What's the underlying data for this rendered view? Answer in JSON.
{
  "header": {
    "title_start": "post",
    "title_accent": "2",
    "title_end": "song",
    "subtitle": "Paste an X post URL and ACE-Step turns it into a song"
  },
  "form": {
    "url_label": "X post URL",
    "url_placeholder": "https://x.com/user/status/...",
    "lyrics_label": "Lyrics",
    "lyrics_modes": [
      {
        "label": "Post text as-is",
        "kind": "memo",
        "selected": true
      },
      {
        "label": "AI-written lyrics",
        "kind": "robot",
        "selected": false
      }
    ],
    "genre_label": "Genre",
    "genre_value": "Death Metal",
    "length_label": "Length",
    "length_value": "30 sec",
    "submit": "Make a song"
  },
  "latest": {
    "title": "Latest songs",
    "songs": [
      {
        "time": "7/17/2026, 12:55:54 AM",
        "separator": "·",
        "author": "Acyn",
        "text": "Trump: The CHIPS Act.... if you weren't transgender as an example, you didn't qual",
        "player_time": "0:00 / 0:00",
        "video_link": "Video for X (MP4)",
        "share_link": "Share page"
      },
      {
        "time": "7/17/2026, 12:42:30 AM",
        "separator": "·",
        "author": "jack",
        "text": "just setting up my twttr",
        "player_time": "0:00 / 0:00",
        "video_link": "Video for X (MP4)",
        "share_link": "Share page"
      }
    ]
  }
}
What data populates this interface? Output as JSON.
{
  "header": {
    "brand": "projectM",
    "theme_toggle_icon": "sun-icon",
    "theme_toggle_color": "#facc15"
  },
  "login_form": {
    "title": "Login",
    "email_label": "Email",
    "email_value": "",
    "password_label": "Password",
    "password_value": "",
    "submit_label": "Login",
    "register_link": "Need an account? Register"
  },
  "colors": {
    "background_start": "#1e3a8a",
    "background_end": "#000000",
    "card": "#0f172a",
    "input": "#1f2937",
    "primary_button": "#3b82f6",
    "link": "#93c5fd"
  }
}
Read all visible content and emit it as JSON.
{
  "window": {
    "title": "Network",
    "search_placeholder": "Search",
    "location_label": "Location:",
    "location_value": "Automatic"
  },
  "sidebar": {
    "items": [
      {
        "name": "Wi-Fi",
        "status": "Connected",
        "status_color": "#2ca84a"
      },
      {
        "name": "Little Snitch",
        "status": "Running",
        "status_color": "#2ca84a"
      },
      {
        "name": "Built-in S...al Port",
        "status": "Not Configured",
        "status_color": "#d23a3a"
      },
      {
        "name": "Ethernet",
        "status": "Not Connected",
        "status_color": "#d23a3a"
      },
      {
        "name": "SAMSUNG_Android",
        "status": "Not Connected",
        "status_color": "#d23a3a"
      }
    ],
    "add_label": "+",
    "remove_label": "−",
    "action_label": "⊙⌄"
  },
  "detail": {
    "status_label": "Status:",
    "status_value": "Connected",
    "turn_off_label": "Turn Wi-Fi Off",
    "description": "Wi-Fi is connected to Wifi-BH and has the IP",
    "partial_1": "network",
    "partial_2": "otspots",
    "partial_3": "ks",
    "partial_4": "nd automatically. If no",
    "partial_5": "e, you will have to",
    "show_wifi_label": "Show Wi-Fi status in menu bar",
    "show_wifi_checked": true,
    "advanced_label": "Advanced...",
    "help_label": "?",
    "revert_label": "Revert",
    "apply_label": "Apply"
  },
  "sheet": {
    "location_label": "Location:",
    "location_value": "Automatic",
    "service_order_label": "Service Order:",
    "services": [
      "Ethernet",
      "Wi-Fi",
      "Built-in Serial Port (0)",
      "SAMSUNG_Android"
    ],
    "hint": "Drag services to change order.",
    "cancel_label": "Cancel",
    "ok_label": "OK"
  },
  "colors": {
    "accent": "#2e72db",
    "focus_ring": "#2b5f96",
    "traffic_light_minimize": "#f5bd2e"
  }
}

————

→ **TASK DETAILS**: Write the material out exactly, with nothing left out.

→ **REPLY TO THE TASK**:
What's the underlying data for this rendered view? Answer in JSON.
{
  "header": {
    "title_start": "post",
    "title_accent": "2",
    "title_end": "song",
    "subtitle": "Paste an X post URL and ACE-Step turns it into a song"
  },
  "form": {
    "url_label": "X post URL",
    "url_placeholder": "https://x.com/user/status/...",
    "lyrics_label": "Lyrics",
    "lyrics_modes": [
      {
        "label": "Post text as-is",
        "kind": "memo",
        "selected": true
      },
      {
        "label": "AI-written lyrics",
        "kind": "robot",
        "selected": false
      }
    ],
    "genre_label": "Genre",
    "genre_value": "Death Metal",
    "length_label": "Length",
    "length_value": "30 sec",
    "submit": "Make a song"
  },
  "latest": {
    "title": "Latest songs",
    "songs": [
      {
        "time": "7/17/2026, 12:55:54 AM",
        "separator": "·",
        "author": "Acyn",
        "text": "Trump: The CHIPS Act.... if you weren't transgender as an example, you didn't qual",
        "player_time": "0:00 / 0:00",
        "video_link": "Video for X (MP4)",
        "share_link": "Share page"
      },
      {
        "time": "7/17/2026, 12:42:30 AM",
        "separator": "·",
        "author": "jack",
        "text": "just setting up my twttr",
        "player_time": "0:00 / 0:00",
        "video_link": "Video for X (MP4)",
        "share_link": "Share page"
      }
    ]
  }
}
What data populates this interface? Output as JSON.
{
  "header": {
    "brand": "projectM",
    "theme_toggle_icon": "sun-icon",
    "theme_toggle_color": "#facc15"
  },
  "login_form": {
    "title": "Login",
    "email_label": "Email",
    "email_value": "",
    "password_label": "Password",
    "password_value": "",
    "submit_label": "Login",
    "register_link": "Need an account? Register"
  },
  "colors": {
    "background_start": "#1e3a8a",
    "background_end": "#000000",
    "card": "#0f172a",
    "input": "#1f2937",
    "primary_button": "#3b82f6",
    "link": "#93c5fd"
  }
}
Read all visible content and emit it as JSON.
{
  "window": {
    "title": "Network",
    "search_placeholder": "Search",
    "location_label": "Location:",
    "location_value": "Automatic"
  },
  "sidebar": {
    "items": [
      {
        "name": "Wi-Fi",
        "status": "Connected",
        "status_color": "#2ca84a"
      },
      {
        "name": "Little Snitch",
        "status": "Running",
        "status_color": "#2ca84a"
      },
      {
        "name": "Built-in S...al Port",
        "status": "Not Configured",
        "status_color": "#d23a3a"
      },
      {
        "name": "Ethernet",
        "status": "Not Connected",
        "status_color": "#d23a3a"
      },
      {
        "name": "SAMSUNG_Android",
        "status": "Not Connected",
        "status_color": "#d23a3a"
      }
    ],
    "add_label": "+",
    "remove_label": "−",
    "action_label": "⊙⌄"
  },
  "detail": {
    "status_label": "Status:",
    "status_value": "Connected",
    "turn_off_label": "Turn Wi-Fi Off",
    "description": "Wi-Fi is connected to Wifi-BH and has the IP",
    "partial_1": "network",
    "partial_2": "otspots",
    "partial_3": "ks",
    "partial_4": "nd automatically. If no",
    "partial_5": "e, you will have to",
    "show_wifi_label": "Show Wi-Fi status in menu bar",
    "show_wifi_checked": true,
    "advanced_label": "Advanced...",
    "help_label": "?",
    "revert_label": "Revert",
    "apply_label": "Apply"
  },
  "sheet": {
    "location_label": "Location:",
    "location_value": "Automatic",
    "service_order_label": "Service Order:",
    "services": [
      "Ethernet",
      "Wi-Fi",
      "Built-in Serial Port (0)",
      "SAMSUNG_Android"
    ],
    "hint": "Drag services to change order.",
    "cancel_label": "Cancel",
    "ok_label": "OK"
  },
  "colors": {
    "accent": "#2e72db",
    "focus_ring": "#2b5f96",
    "traffic_light_minimize": "#f5bd2e"
  }
}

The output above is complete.